#### INPUT MATERIAL ####

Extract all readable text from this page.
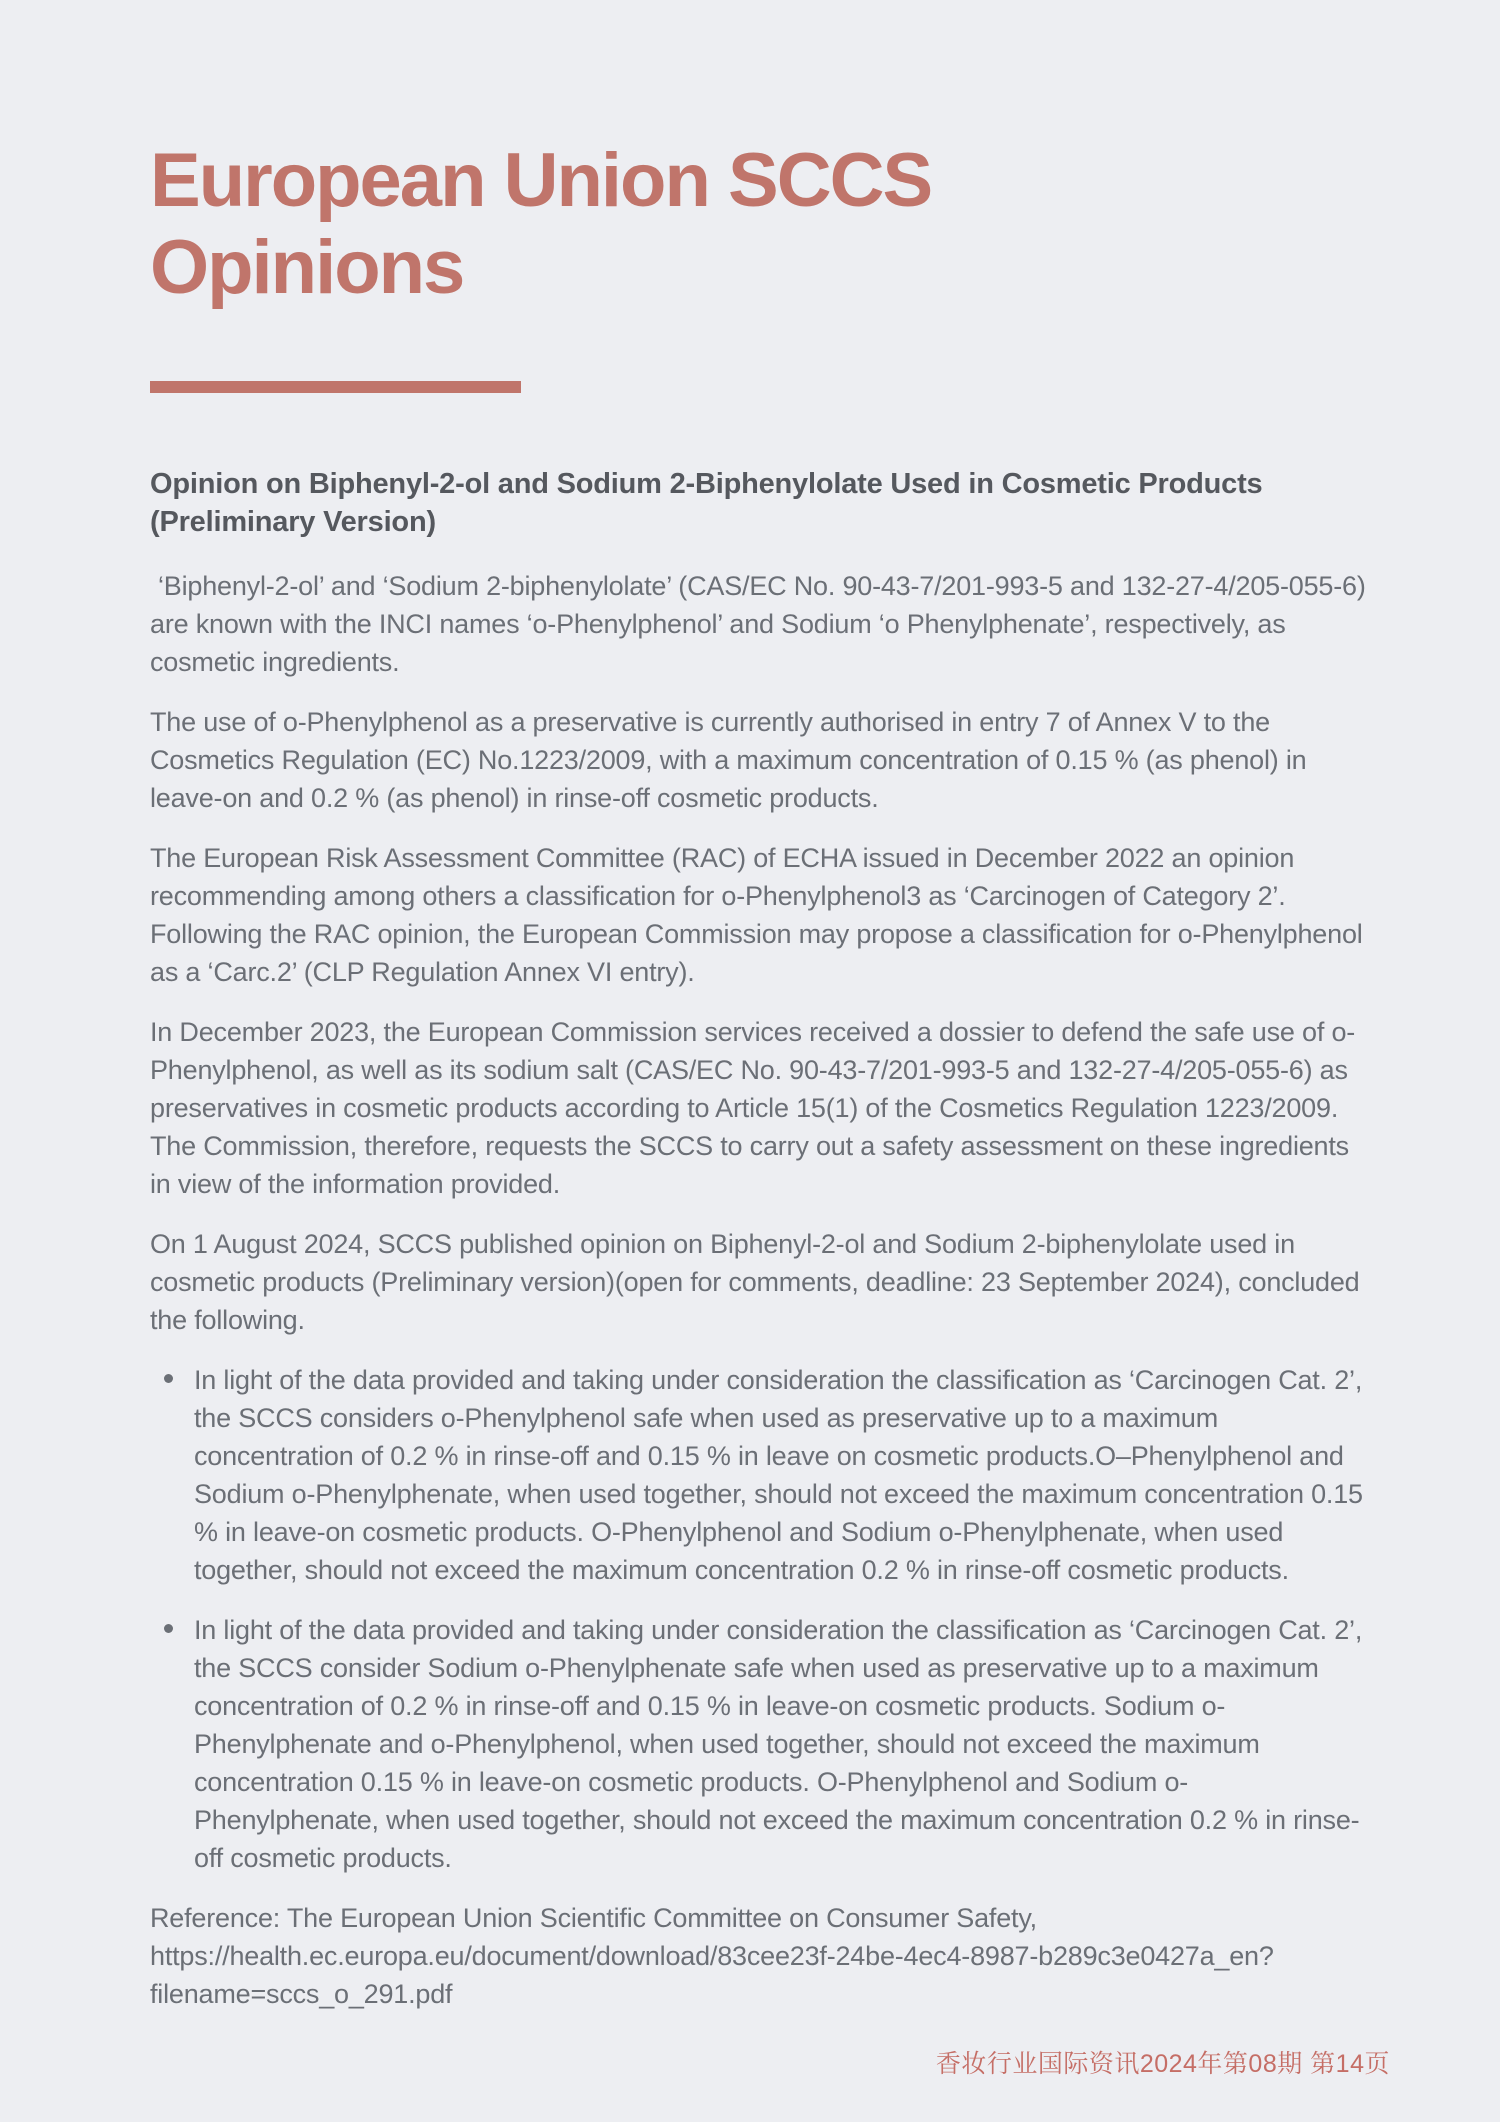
European Union SCCS Opinions
Opinion on Biphenyl-2-ol and Sodium 2-Biphenylolate Used in Cosmetic Products (Preliminary Version)

‘Biphenyl-2-ol’ and ‘Sodium 2-biphenylolate’ (CAS/EC No. 90-43-7/201-993-5 and 132-27-4/205-055-6) are known with the INCI names ‘o-Phenylphenol’ and Sodium ‘o Phenylphenate’, respectively, as cosmetic ingredients.

The use of o-Phenylphenol as a preservative is currently authorised in entry 7 of Annex V to the Cosmetics Regulation (EC) No.1223/2009, with a maximum concentration of 0.15 % (as phenol) in leave-on and 0.2 % (as phenol) in rinse-off cosmetic products.

The European Risk Assessment Committee (RAC) of ECHA issued in December 2022 an opinion recommending among others a classification for o-Phenylphenol3 as ‘Carcinogen of Category 2’. Following the RAC opinion, the European Commission may propose a classification for o-Phenylphenol as a ‘Carc.2’ (CLP Regulation Annex VI entry).

In December 2023, the European Commission services received a dossier to defend the safe use of o-Phenylphenol, as well as its sodium salt (CAS/EC No. 90-43-7/201-993-5 and 132-27-4/205-055-6) as preservatives in cosmetic products according to Article 15(1) of the Cosmetics Regulation 1223/2009. The Commission, therefore, requests the SCCS to carry out a safety assessment on these ingredients in view of the information provided.

On 1 August 2024, SCCS published opinion on Biphenyl-2-ol and Sodium 2-biphenylolate used in cosmetic products (Preliminary version)(open for comments, deadline: 23 September 2024), concluded the following.

In light of the data provided and taking under consideration the classification as ‘Carcinogen Cat. 2’, the SCCS considers o-Phenylphenol safe when used as preservative up to a maximum concentration of 0.2 % in rinse-off and 0.15 % in leave on cosmetic products.O–Phenylphenol and Sodium o-Phenylphenate, when used together, should not exceed the maximum concentration 0.15 % in leave-on cosmetic products. O-Phenylphenol and Sodium o-Phenylphenate, when used together, should not exceed the maximum concentration 0.2 % in rinse-off cosmetic products.
In light of the data provided and taking under consideration the classification as ‘Carcinogen Cat. 2’, the SCCS consider Sodium o-Phenylphenate safe when used as preservative up to a maximum concentration of 0.2 % in rinse-off and 0.15 % in leave-on cosmetic products. Sodium o-Phenylphenate and o-Phenylphenol, when used together, should not exceed the maximum concentration 0.15 % in leave-on cosmetic products. O-Phenylphenol and Sodium o-Phenylphenate, when used together, should not exceed the maximum concentration 0.2 % in rinse-off cosmetic products.

Reference: The European Union Scientific Committee on Consumer Safety, https://health.ec.europa.eu/document/download/83cee23f-24be-4ec4-8987-b289c3e0427a_en?filename=sccs_o_291.pdf

香妆行业国际资讯2024年第08期 第14页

####

#### [SET EXERCISE]
Each entry should be repeated exactly as it appears; the pictures stay out.

#### [CORRECT ANSWER]
Extract all readable text from this page.
European Union SCCS Opinions
Opinion on Biphenyl-2-ol and Sodium 2-Biphenylolate Used in Cosmetic Products (Preliminary Version)

‘Biphenyl-2-ol’ and ‘Sodium 2-biphenylolate’ (CAS/EC No. 90-43-7/201-993-5 and 132-27-4/205-055-6) are known with the INCI names ‘o-Phenylphenol’ and Sodium ‘o Phenylphenate’, respectively, as cosmetic ingredients.

The use of o-Phenylphenol as a preservative is currently authorised in entry 7 of Annex V to the Cosmetics Regulation (EC) No.1223/2009, with a maximum concentration of 0.15 % (as phenol) in leave-on and 0.2 % (as phenol) in rinse-off cosmetic products.

The European Risk Assessment Committee (RAC) of ECHA issued in December 2022 an opinion recommending among others a classification for o-Phenylphenol3 as ‘Carcinogen of Category 2’. Following the RAC opinion, the European Commission may propose a classification for o-Phenylphenol as a ‘Carc.2’ (CLP Regulation Annex VI entry).

In December 2023, the European Commission services received a dossier to defend the safe use of o-Phenylphenol, as well as its sodium salt (CAS/EC No. 90-43-7/201-993-5 and 132-27-4/205-055-6) as preservatives in cosmetic products according to Article 15(1) of the Cosmetics Regulation 1223/2009. The Commission, therefore, requests the SCCS to carry out a safety assessment on these ingredients in view of the information provided.

On 1 August 2024, SCCS published opinion on Biphenyl-2-ol and Sodium 2-biphenylolate used in cosmetic products (Preliminary version)(open for comments, deadline: 23 September 2024), concluded the following.

In light of the data provided and taking under consideration the classification as ‘Carcinogen Cat. 2’, the SCCS considers o-Phenylphenol safe when used as preservative up to a maximum concentration of 0.2 % in rinse-off and 0.15 % in leave on cosmetic products.O–Phenylphenol and Sodium o-Phenylphenate, when used together, should not exceed the maximum concentration 0.15 % in leave-on cosmetic products. O-Phenylphenol and Sodium o-Phenylphenate, when used together, should not exceed the maximum concentration 0.2 % in rinse-off cosmetic products.
In light of the data provided and taking under consideration the classification as ‘Carcinogen Cat. 2’, the SCCS consider Sodium o-Phenylphenate safe when used as preservative up to a maximum concentration of 0.2 % in rinse-off and 0.15 % in leave-on cosmetic products. Sodium o-Phenylphenate and o-Phenylphenol, when used together, should not exceed the maximum concentration 0.15 % in leave-on cosmetic products. O-Phenylphenol and Sodium o-Phenylphenate, when used together, should not exceed the maximum concentration 0.2 % in rinse-off cosmetic products.

Reference: The European Union Scientific Committee on Consumer Safety, https://health.ec.europa.eu/document/download/83cee23f-24be-4ec4-8987-b289c3e0427a_en?filename=sccs_o_291.pdf

香妆行业国际资讯2024年第08期 第14页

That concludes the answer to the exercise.